• _EXERCISE GOAL_: Can you rewrite the data from its start up to and including the line with "file-size: 99 KB [1020, 272, 1069, 293]", changing "file-size" to "size" and keeping everything else the same?

• _GIVEN RECORDS_:

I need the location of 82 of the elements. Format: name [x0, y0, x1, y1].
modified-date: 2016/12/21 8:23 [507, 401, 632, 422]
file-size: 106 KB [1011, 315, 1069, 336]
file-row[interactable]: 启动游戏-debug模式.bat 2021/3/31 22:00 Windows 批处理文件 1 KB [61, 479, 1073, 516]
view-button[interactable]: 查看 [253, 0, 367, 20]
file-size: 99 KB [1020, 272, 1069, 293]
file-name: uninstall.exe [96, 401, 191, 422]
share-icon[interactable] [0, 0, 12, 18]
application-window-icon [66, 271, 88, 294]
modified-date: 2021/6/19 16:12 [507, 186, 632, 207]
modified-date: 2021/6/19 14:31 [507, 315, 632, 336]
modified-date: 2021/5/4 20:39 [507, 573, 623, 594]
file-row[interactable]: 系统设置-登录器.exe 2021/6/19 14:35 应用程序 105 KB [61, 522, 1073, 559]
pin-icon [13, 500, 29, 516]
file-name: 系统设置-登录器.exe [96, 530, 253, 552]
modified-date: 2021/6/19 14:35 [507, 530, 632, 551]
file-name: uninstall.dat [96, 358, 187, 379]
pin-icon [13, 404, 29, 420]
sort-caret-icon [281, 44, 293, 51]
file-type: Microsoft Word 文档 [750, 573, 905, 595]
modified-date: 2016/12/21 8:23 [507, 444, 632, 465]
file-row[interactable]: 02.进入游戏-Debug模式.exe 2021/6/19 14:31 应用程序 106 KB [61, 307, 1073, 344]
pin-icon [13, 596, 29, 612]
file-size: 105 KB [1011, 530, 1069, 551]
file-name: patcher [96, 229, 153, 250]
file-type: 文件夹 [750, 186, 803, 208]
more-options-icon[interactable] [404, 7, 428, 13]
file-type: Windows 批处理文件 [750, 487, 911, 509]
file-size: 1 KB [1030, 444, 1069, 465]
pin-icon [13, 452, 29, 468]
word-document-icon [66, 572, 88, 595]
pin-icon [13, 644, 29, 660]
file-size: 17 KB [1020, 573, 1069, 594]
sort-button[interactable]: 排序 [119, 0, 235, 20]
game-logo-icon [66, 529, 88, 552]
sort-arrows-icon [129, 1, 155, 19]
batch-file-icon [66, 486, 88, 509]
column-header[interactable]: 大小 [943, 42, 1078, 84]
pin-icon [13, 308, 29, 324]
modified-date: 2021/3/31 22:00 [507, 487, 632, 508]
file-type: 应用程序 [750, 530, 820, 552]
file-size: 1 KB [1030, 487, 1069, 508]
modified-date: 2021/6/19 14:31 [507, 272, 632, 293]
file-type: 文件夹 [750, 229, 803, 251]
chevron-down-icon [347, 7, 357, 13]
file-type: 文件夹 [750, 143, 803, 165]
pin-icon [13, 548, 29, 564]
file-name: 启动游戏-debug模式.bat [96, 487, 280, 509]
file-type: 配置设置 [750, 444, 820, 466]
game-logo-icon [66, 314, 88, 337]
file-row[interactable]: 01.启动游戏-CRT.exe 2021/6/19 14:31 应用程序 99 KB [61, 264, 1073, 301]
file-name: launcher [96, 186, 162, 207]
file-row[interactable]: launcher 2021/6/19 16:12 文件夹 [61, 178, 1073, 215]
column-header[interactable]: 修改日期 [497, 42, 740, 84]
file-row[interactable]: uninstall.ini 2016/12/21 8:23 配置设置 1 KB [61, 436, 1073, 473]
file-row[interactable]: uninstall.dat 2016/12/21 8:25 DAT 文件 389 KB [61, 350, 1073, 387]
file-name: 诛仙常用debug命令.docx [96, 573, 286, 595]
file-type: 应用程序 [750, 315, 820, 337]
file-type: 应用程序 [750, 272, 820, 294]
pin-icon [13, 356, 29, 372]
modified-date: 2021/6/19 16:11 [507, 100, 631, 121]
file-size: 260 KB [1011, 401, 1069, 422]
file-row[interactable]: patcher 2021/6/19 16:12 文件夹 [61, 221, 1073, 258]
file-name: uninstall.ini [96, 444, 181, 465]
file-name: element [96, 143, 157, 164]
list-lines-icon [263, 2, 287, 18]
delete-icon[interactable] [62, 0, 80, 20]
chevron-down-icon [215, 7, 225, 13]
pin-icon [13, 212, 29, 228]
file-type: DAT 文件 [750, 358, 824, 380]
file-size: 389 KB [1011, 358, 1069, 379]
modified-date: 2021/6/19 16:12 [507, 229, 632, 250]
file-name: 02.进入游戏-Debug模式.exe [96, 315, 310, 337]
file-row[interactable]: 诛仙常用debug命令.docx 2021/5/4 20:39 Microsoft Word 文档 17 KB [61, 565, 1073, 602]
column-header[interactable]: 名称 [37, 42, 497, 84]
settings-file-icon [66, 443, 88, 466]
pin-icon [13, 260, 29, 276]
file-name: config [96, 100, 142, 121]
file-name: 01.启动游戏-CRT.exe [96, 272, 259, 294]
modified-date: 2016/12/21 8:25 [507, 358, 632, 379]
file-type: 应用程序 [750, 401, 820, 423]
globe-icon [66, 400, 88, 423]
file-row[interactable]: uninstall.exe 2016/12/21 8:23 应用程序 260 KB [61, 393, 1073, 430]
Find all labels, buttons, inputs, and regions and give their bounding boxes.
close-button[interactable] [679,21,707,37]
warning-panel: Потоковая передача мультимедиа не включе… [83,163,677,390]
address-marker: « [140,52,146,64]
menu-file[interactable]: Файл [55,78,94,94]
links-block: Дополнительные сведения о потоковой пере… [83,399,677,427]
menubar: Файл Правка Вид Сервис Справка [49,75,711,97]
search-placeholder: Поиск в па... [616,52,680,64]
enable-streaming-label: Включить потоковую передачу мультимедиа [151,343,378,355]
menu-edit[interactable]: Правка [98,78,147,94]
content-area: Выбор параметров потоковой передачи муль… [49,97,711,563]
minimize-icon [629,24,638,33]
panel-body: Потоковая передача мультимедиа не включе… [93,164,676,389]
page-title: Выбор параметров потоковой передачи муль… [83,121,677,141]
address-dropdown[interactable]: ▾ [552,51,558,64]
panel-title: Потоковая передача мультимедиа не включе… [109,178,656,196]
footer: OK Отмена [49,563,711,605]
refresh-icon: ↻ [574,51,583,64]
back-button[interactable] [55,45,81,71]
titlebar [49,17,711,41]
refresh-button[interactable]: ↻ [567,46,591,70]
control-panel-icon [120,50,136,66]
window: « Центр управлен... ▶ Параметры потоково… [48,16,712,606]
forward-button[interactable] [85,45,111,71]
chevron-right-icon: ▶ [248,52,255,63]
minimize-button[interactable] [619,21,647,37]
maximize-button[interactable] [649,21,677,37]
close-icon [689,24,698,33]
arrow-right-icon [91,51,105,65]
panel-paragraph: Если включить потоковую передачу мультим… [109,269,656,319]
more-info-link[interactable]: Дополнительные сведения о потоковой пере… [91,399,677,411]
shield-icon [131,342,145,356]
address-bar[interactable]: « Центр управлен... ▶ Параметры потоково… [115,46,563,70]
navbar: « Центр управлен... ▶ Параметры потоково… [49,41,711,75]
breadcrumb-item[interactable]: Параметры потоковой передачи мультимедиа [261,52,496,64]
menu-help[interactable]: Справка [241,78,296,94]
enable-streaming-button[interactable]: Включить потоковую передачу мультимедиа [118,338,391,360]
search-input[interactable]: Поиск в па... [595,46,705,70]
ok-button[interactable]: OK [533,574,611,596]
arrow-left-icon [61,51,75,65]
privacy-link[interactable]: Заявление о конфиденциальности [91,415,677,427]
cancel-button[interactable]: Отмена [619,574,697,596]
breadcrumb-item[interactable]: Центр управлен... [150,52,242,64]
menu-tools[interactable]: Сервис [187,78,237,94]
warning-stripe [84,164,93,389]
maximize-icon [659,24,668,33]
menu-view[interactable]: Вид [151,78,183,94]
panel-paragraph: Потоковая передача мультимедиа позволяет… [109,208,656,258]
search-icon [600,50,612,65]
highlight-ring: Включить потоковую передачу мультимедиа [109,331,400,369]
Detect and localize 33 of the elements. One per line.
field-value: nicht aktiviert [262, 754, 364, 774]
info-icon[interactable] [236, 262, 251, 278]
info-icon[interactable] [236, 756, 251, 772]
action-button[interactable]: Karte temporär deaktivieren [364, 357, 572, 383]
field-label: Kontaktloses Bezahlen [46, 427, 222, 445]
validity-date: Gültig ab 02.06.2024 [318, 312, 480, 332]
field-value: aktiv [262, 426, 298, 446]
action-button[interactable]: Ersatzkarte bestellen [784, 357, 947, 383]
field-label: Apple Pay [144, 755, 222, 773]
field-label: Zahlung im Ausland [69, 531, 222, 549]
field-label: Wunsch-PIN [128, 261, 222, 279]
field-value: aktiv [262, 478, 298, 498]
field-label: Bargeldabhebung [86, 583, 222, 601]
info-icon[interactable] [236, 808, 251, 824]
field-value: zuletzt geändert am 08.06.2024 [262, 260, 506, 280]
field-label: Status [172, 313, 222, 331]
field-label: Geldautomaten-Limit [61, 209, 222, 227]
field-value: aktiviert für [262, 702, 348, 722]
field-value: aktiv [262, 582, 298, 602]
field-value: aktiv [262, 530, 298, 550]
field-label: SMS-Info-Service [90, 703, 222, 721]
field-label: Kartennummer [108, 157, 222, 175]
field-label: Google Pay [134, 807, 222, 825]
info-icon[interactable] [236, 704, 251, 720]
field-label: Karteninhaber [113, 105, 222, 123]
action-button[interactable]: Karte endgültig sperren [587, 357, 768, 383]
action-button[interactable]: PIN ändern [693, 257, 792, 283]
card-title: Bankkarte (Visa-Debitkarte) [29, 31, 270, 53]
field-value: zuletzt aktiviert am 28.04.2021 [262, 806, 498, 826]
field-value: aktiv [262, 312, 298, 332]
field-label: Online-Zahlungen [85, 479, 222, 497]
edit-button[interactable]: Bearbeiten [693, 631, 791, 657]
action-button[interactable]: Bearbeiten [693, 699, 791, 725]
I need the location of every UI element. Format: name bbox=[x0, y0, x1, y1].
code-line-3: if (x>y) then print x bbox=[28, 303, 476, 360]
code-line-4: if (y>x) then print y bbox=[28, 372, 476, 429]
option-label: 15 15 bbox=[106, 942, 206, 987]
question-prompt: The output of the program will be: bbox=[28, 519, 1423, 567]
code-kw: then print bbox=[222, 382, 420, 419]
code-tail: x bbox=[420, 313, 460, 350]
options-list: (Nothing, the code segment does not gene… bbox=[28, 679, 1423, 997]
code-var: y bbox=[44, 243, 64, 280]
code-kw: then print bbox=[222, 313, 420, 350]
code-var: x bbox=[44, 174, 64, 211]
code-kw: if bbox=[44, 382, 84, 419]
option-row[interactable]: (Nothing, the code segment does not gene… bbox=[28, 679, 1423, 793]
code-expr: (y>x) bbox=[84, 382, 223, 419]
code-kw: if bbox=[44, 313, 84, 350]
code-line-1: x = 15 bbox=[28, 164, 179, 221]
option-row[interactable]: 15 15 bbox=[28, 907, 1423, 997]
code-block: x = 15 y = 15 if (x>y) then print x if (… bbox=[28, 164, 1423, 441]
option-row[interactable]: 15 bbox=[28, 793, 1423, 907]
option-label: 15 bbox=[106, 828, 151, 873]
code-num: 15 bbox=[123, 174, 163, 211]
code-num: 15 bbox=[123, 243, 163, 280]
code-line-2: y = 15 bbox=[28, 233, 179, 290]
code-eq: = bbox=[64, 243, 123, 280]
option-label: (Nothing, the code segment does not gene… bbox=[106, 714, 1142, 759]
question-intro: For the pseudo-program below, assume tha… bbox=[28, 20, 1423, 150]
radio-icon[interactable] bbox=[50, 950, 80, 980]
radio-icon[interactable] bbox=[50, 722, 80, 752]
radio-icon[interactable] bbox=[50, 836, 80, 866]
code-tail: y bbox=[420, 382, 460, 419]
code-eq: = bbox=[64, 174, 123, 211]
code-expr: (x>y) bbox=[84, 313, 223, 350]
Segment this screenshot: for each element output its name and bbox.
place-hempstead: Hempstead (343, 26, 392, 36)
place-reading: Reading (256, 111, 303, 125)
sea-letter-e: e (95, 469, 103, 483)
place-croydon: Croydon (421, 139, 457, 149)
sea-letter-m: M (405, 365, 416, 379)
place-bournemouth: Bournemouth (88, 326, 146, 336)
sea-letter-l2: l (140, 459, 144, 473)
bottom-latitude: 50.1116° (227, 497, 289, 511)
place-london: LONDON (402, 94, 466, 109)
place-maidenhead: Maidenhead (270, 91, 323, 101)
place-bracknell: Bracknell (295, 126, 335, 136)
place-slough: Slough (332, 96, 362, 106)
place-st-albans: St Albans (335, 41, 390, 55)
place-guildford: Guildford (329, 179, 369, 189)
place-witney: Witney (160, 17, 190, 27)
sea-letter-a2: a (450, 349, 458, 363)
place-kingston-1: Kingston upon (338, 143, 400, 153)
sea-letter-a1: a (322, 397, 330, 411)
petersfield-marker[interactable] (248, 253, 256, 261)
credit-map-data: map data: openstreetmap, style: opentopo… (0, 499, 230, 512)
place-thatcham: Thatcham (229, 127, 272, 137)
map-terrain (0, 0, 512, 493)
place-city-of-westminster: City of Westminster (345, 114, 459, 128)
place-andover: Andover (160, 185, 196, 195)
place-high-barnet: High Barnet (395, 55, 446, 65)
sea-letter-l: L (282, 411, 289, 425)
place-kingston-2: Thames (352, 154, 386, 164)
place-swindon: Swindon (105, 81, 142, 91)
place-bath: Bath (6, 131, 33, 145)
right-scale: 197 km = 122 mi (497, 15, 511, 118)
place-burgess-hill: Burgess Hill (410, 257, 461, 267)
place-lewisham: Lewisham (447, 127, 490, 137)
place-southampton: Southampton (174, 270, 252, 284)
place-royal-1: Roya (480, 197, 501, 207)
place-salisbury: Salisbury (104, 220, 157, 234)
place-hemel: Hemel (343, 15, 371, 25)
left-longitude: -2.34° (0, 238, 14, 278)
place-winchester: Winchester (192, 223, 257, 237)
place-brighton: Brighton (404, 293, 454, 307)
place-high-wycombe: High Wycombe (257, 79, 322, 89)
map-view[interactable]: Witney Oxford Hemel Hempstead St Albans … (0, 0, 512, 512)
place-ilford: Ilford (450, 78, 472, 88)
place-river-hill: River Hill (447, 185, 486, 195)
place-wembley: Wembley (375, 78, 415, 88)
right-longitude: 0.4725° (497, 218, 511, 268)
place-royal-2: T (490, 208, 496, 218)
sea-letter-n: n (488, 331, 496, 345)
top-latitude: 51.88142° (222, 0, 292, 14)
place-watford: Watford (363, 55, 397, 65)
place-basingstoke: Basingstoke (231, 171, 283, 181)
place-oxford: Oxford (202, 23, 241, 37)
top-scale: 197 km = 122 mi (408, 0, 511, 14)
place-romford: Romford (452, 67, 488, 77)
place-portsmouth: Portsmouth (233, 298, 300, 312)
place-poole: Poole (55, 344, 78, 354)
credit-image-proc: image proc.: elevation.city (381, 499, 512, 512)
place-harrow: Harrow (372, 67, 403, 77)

• _OUTPUT OF THE EXERCISE_:
I need the location of 82 of the elements. Format: name [x0, y0, x1, y1].
modified-date: 2016/12/21 8:23 [507, 401, 632, 422]
size: 106 KB [1011, 315, 1069, 336]
file-row[interactable]: 启动游戏-debug模式.bat 2021/3/31 22:00 Windows 批处理文件 1 KB [61, 479, 1073, 516]
view-button[interactable]: 查看 [253, 0, 367, 20]
size: 99 KB [1020, 272, 1069, 293]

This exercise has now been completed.